__TASK DIRECTIONS__.
Filter the data for lines with the word "compte", then copy every line so identified.

Data records

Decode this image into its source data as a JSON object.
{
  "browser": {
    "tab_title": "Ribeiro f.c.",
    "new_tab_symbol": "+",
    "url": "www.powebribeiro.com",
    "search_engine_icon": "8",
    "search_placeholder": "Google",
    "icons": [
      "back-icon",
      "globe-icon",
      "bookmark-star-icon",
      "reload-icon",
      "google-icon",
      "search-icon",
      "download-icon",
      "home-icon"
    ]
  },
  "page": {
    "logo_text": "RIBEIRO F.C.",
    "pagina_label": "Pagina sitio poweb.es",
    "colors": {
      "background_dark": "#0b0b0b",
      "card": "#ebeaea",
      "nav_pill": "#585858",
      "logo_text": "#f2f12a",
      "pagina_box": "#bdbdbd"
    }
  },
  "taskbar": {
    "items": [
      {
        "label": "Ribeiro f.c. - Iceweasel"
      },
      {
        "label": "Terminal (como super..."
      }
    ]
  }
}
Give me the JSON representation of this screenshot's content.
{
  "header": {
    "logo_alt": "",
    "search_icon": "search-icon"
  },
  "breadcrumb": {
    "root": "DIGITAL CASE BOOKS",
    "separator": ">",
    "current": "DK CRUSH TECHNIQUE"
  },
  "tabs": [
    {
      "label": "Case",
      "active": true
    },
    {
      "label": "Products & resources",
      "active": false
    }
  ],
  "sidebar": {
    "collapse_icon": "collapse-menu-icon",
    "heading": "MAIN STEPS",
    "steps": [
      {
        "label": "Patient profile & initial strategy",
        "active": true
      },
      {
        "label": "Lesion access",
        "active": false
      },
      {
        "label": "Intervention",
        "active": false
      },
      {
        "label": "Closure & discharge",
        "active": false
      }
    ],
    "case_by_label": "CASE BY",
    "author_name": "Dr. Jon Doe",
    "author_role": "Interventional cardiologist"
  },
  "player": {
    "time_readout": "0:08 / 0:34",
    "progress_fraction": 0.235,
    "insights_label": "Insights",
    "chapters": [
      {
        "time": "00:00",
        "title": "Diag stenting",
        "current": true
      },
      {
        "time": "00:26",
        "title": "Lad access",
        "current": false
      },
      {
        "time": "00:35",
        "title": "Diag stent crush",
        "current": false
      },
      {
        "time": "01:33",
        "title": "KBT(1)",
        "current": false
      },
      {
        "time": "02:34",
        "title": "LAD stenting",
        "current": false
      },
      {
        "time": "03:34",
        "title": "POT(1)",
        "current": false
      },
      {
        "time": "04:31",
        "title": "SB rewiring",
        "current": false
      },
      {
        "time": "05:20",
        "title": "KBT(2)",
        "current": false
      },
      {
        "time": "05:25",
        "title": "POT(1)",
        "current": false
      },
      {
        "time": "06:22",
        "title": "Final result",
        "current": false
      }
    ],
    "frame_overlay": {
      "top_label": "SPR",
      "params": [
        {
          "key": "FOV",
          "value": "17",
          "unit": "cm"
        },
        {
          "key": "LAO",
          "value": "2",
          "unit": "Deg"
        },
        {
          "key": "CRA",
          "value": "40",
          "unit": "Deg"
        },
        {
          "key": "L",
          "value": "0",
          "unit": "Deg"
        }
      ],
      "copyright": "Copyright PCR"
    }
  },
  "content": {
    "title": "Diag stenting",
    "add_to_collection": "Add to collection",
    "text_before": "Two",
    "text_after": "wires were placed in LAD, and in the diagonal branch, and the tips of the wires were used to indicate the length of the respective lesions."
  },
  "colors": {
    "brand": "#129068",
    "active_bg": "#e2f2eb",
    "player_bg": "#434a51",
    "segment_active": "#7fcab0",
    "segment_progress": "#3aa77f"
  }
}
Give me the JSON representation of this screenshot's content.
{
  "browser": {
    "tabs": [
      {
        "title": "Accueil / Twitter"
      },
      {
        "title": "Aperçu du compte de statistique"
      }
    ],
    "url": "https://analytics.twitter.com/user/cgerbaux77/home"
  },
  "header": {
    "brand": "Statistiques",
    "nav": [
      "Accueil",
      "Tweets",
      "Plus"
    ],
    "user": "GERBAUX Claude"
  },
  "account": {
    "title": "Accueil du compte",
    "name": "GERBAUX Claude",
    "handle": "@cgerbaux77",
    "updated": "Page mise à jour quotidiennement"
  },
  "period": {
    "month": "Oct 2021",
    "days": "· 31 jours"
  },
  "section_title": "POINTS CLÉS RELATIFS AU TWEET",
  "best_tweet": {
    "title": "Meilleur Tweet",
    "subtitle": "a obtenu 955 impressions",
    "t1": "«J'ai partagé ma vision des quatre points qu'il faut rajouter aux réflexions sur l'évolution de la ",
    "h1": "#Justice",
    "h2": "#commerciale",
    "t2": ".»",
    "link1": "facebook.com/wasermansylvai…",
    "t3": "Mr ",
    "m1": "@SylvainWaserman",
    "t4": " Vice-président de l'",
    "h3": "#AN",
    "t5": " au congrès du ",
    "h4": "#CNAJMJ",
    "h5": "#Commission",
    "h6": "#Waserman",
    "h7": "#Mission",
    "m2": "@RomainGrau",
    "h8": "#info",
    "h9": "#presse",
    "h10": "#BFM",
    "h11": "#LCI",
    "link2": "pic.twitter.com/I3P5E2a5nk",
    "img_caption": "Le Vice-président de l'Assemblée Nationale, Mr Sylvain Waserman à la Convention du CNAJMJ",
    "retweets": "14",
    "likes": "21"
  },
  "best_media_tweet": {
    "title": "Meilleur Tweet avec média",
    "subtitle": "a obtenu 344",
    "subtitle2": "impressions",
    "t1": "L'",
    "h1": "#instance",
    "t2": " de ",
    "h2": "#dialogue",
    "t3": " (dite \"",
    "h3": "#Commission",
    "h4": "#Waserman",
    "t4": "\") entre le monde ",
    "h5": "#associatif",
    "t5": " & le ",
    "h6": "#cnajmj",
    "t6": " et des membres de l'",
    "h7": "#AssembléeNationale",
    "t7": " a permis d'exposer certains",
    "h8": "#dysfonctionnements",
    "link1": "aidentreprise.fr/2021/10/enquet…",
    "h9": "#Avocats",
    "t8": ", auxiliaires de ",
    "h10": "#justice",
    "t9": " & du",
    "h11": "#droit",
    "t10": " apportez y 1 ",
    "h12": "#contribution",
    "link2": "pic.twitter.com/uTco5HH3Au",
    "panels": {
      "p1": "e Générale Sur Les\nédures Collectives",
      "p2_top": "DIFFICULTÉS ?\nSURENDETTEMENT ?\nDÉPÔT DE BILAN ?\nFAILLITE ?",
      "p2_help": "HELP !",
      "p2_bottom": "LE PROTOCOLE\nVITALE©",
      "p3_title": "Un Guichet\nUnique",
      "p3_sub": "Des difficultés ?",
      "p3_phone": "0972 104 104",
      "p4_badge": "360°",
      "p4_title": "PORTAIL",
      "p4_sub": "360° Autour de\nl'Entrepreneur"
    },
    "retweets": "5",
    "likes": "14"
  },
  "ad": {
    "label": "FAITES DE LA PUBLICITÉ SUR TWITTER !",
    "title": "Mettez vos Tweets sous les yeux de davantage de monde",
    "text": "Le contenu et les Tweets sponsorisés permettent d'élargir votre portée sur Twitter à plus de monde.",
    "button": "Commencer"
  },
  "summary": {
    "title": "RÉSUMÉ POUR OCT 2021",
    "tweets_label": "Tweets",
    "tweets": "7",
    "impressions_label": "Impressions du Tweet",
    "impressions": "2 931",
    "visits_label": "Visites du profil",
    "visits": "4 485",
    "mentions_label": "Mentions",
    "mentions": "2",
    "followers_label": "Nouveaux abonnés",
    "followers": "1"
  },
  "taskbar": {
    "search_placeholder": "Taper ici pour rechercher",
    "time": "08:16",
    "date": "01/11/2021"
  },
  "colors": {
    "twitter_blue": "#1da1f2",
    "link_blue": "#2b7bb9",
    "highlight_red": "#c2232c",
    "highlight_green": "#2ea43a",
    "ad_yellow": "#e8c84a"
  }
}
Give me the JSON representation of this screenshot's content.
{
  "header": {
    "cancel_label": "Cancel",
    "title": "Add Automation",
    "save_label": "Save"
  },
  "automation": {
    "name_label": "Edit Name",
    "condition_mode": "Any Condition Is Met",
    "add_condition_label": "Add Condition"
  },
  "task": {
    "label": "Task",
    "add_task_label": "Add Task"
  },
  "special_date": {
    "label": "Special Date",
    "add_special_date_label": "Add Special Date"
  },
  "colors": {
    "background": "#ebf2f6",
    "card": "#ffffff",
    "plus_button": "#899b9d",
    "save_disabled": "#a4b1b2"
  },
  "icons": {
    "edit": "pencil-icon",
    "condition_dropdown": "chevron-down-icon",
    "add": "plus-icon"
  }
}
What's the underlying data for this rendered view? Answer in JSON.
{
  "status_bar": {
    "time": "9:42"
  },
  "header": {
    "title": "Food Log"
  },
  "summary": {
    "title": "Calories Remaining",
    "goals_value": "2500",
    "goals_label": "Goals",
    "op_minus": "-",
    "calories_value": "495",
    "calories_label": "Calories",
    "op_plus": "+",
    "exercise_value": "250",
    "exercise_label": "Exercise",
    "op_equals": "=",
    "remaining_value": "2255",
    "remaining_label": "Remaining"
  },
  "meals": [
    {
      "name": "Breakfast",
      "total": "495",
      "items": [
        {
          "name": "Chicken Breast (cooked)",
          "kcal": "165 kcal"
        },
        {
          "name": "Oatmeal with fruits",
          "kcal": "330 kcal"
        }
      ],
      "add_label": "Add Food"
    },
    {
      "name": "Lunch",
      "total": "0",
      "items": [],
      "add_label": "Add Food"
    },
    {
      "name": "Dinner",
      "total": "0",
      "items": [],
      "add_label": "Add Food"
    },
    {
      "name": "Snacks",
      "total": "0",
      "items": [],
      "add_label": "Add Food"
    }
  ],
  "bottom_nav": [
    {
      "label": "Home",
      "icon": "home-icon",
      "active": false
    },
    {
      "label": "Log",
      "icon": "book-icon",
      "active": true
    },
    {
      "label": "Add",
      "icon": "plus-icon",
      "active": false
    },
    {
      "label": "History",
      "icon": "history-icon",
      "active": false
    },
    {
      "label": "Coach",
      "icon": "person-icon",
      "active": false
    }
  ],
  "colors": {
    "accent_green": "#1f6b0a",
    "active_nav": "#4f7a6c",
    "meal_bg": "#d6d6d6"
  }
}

__ANSWER TO THIS EXERCISE__.
        "title": "Aperçu du compte de statistique"
    "title": "Accueil du compte",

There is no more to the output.